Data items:
-- start --
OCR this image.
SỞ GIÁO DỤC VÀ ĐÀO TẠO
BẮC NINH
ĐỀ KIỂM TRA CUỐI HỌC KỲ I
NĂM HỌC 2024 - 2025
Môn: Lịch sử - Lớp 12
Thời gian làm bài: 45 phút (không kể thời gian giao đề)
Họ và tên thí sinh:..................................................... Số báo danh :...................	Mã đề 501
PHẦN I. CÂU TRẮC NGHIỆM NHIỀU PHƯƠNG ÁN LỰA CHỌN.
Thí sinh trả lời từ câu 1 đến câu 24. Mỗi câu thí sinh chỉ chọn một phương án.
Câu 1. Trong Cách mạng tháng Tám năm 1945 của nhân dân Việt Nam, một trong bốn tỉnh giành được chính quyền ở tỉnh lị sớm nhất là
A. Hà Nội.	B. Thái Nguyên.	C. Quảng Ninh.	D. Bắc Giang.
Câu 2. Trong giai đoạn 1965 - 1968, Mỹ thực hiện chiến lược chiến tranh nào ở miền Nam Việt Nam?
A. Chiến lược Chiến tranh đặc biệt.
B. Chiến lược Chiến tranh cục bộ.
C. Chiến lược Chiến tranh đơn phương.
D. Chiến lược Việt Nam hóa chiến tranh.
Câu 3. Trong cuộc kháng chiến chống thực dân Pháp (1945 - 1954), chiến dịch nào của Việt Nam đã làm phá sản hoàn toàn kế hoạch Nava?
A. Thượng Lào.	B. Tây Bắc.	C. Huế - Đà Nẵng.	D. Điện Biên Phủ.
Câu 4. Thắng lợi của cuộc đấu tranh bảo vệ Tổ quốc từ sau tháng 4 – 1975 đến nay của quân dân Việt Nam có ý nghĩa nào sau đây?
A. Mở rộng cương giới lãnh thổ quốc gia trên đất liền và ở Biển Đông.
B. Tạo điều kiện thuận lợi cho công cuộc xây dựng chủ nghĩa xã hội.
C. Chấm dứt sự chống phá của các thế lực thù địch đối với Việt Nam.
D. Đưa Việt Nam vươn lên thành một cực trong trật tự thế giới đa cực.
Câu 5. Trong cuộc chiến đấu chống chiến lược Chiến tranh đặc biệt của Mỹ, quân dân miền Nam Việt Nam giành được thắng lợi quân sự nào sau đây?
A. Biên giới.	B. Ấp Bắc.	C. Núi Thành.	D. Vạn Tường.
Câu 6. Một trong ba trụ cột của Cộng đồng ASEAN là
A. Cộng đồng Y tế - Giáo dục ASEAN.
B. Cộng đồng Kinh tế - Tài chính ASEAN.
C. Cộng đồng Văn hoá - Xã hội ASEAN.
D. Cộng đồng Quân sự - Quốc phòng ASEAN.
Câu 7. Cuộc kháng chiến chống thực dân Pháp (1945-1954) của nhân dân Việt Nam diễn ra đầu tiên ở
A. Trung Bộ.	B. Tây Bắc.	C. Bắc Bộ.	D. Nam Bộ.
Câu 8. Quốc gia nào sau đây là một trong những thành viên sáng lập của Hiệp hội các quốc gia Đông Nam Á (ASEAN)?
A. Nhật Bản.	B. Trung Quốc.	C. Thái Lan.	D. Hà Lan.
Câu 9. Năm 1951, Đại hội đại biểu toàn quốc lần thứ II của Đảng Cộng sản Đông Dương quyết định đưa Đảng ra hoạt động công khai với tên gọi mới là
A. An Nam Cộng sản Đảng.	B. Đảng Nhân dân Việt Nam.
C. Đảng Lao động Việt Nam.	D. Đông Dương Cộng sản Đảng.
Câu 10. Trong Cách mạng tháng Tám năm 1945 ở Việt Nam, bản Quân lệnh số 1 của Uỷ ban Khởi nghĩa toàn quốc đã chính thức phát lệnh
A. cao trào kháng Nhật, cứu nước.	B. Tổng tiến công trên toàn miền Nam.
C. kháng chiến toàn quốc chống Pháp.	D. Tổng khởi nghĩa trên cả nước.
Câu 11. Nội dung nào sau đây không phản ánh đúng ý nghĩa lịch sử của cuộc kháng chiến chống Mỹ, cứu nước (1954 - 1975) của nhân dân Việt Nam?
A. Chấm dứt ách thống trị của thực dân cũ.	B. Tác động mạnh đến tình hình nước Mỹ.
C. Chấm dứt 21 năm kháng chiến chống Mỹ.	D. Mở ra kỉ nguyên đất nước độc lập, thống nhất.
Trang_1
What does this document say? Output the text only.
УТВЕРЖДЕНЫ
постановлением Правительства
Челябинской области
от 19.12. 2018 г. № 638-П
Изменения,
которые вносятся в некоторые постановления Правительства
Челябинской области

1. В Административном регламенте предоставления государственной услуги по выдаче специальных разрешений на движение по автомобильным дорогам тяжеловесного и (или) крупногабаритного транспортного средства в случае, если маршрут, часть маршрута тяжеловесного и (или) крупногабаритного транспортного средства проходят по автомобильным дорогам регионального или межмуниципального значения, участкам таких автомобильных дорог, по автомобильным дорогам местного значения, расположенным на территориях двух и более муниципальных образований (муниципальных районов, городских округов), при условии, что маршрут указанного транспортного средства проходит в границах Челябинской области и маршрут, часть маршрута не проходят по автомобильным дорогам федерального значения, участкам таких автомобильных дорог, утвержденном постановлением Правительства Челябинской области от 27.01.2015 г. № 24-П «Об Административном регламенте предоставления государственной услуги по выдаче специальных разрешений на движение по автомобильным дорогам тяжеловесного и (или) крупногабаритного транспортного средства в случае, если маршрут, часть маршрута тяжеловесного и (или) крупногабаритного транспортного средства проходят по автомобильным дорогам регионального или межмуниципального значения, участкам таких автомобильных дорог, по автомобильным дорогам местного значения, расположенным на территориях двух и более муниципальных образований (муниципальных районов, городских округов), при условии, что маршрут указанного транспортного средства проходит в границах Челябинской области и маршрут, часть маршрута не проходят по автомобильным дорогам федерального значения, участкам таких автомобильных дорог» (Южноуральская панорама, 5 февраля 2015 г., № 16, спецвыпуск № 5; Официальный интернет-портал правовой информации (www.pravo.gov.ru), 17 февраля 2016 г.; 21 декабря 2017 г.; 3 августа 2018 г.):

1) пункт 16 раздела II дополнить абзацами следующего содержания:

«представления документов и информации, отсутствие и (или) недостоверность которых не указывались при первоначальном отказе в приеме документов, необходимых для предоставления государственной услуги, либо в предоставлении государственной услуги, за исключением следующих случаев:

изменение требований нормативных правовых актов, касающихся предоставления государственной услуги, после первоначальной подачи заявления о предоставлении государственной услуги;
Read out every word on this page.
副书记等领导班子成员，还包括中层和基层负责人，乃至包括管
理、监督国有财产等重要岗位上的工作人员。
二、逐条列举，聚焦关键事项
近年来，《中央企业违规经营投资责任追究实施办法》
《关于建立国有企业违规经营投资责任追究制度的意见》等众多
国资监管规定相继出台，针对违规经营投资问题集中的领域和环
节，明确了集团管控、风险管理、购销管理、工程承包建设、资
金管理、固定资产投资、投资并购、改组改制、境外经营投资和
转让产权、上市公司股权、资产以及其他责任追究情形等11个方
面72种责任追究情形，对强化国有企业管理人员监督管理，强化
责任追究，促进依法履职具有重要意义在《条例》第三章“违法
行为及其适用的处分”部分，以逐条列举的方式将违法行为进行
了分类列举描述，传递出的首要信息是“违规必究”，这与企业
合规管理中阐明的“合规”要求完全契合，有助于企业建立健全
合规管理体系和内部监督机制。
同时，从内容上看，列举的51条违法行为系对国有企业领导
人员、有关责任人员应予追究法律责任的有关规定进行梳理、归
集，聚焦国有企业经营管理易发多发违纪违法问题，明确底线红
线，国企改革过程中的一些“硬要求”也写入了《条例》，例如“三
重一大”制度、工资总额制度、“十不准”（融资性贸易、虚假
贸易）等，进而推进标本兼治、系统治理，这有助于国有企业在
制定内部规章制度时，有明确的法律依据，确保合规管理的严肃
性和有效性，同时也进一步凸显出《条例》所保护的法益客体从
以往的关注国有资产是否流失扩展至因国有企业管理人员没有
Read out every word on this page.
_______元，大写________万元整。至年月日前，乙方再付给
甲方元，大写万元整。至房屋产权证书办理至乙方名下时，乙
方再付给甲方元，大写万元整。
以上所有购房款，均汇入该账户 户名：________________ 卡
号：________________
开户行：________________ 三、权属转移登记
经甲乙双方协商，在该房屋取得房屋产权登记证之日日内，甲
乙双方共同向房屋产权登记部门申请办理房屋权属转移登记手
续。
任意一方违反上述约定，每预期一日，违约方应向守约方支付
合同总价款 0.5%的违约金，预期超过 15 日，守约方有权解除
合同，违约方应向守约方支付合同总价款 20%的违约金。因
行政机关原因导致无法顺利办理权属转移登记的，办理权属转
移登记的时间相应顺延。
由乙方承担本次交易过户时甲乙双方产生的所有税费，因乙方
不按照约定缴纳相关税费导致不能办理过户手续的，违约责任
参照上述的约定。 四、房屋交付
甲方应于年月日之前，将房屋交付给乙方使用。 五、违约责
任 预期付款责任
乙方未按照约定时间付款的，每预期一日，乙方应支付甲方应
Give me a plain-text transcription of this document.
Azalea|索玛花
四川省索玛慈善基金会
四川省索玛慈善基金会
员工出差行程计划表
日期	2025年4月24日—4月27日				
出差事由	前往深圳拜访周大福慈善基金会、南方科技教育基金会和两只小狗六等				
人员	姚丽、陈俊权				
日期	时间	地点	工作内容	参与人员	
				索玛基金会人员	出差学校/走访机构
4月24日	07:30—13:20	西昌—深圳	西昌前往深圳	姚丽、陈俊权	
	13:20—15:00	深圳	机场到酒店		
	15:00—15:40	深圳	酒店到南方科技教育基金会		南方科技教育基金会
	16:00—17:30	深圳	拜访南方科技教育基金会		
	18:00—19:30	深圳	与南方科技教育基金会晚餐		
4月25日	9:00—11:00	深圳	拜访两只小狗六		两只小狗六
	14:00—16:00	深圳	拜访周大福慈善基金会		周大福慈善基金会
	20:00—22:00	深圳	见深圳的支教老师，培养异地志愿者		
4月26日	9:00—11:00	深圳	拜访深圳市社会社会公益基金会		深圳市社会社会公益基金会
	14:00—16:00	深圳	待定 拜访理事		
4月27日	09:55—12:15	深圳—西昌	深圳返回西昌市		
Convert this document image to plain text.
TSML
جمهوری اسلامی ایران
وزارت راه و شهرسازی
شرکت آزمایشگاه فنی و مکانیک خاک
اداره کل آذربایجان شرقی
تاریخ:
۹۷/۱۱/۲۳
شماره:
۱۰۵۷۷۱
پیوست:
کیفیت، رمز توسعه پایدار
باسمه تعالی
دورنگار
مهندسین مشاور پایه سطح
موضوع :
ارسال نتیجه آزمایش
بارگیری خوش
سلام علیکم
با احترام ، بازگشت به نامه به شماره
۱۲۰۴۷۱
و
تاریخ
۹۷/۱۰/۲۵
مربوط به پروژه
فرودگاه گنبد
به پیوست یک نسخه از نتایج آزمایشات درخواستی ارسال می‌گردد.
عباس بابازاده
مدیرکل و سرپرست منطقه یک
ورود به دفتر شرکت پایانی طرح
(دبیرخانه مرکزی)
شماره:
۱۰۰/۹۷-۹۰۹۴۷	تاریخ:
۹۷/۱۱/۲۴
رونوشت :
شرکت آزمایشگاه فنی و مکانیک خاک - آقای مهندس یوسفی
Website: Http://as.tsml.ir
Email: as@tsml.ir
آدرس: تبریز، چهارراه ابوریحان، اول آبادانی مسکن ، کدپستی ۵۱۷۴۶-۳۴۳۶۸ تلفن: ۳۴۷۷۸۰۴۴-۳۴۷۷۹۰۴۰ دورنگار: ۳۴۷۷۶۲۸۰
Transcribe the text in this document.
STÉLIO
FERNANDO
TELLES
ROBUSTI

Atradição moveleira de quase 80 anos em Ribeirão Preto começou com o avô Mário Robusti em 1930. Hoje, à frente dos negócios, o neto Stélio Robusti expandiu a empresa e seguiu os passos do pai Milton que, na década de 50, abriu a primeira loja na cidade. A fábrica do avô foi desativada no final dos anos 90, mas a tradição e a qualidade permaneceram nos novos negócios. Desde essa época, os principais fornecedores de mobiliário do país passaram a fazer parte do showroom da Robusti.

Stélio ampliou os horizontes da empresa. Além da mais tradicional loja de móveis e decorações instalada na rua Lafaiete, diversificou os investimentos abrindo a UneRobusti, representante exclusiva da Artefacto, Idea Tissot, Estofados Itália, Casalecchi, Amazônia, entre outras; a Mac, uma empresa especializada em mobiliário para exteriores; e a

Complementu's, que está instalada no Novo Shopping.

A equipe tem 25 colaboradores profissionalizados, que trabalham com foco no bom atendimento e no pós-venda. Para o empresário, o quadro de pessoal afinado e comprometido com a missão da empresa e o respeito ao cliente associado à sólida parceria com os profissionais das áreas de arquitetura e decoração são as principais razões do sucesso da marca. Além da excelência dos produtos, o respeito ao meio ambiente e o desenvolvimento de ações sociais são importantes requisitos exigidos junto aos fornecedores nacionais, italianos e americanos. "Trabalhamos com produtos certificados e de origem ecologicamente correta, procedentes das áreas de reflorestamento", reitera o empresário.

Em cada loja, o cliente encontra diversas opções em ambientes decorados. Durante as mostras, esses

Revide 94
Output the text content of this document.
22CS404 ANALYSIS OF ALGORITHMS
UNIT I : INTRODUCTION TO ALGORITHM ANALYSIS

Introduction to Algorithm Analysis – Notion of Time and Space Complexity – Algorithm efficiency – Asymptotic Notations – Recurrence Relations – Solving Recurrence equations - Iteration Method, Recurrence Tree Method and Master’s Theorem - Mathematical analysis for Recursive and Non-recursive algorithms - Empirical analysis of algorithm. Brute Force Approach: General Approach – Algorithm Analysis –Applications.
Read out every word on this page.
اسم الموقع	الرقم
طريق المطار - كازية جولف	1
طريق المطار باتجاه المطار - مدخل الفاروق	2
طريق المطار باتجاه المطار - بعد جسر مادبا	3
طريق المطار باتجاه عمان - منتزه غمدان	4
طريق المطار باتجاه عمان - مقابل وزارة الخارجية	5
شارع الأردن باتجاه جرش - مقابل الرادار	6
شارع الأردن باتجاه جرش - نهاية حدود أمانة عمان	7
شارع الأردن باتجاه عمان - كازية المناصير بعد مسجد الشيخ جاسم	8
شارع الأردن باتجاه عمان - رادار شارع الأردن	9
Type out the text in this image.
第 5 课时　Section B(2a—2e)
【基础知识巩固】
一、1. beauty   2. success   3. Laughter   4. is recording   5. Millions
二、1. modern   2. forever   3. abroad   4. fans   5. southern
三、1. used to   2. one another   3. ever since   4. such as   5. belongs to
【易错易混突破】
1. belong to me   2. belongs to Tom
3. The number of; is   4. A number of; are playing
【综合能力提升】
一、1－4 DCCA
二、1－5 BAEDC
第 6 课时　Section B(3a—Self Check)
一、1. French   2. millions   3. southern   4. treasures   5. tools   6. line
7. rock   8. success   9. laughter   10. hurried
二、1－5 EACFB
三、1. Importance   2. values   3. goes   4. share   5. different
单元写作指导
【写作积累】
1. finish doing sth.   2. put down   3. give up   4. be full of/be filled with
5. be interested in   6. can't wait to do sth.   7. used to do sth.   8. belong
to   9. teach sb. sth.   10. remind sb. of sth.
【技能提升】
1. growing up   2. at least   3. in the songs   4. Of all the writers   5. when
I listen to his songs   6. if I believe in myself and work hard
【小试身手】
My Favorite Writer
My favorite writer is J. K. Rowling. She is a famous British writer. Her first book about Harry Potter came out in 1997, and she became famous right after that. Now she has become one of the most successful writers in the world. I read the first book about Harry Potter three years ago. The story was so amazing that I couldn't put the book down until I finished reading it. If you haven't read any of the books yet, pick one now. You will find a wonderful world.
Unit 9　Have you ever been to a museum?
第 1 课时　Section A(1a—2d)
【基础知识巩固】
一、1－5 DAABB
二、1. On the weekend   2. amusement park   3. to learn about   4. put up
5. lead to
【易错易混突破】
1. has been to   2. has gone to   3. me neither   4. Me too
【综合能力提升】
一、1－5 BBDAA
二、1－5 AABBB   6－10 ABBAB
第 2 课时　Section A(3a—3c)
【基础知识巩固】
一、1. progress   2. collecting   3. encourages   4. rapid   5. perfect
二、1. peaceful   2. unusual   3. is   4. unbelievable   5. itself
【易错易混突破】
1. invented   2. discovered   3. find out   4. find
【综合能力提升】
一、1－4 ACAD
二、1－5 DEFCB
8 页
-- end --
EXERCISE OBJECTIVE:
In the listing above, find the line containing "Type out the text in this image." and please quote exactly that line through the last one, and no other lines.

ANSWER TO THIS TASK:
Type out the text in this image.
第 5 课时　Section B(2a—2e)
【基础知识巩固】
一、1. beauty   2. success   3. Laughter   4. is recording   5. Millions
二、1. modern   2. forever   3. abroad   4. fans   5. southern
三、1. used to   2. one another   3. ever since   4. such as   5. belongs to
【易错易混突破】
1. belong to me   2. belongs to Tom
3. The number of; is   4. A number of; are playing
【综合能力提升】
一、1－4 DCCA
二、1－5 BAEDC
第 6 课时　Section B(3a—Self Check)
一、1. French   2. millions   3. southern   4. treasures   5. tools   6. line
7. rock   8. success   9. laughter   10. hurried
二、1－5 EACFB
三、1. Importance   2. values   3. goes   4. share   5. different
单元写作指导
【写作积累】
1. finish doing sth.   2. put down   3. give up   4. be full of/be filled with
5. be interested in   6. can't wait to do sth.   7. used to do sth.   8. belong
to   9. teach sb. sth.   10. remind sb. of sth.
【技能提升】
1. growing up   2. at least   3. in the songs   4. Of all the writers   5. when
I listen to his songs   6. if I believe in myself and work hard
【小试身手】
My Favorite Writer
My favorite writer is J. K. Rowling. She is a famous British writer. Her first book about Harry Potter came out in 1997, and she became famous right after that. Now she has become one of the most successful writers in the world. I read the first book about Harry Potter three years ago. The story was so amazing that I couldn't put the book down until I finished reading it. If you haven't read any of the books yet, pick one now. You will find a wonderful world.
Unit 9　Have you ever been to a museum?
第 1 课时　Section A(1a—2d)
【基础知识巩固】
一、1－5 DAABB
二、1. On the weekend   2. amusement park   3. to learn about   4. put up
5. lead to
【易错易混突破】
1. has been to   2. has gone to   3. me neither   4. Me too
【综合能力提升】
一、1－5 BBDAA
二、1－5 AABBB   6－10 ABBAB
第 2 课时　Section A(3a—3c)
【基础知识巩固】
一、1. progress   2. collecting   3. encourages   4. rapid   5. perfect
二、1. peaceful   2. unusual   3. is   4. unbelievable   5. itself
【易错易混突破】
1. invented   2. discovered   3. find out   4. find
【综合能力提升】
一、1－4 ACAD
二、1－5 DEFCB
8 页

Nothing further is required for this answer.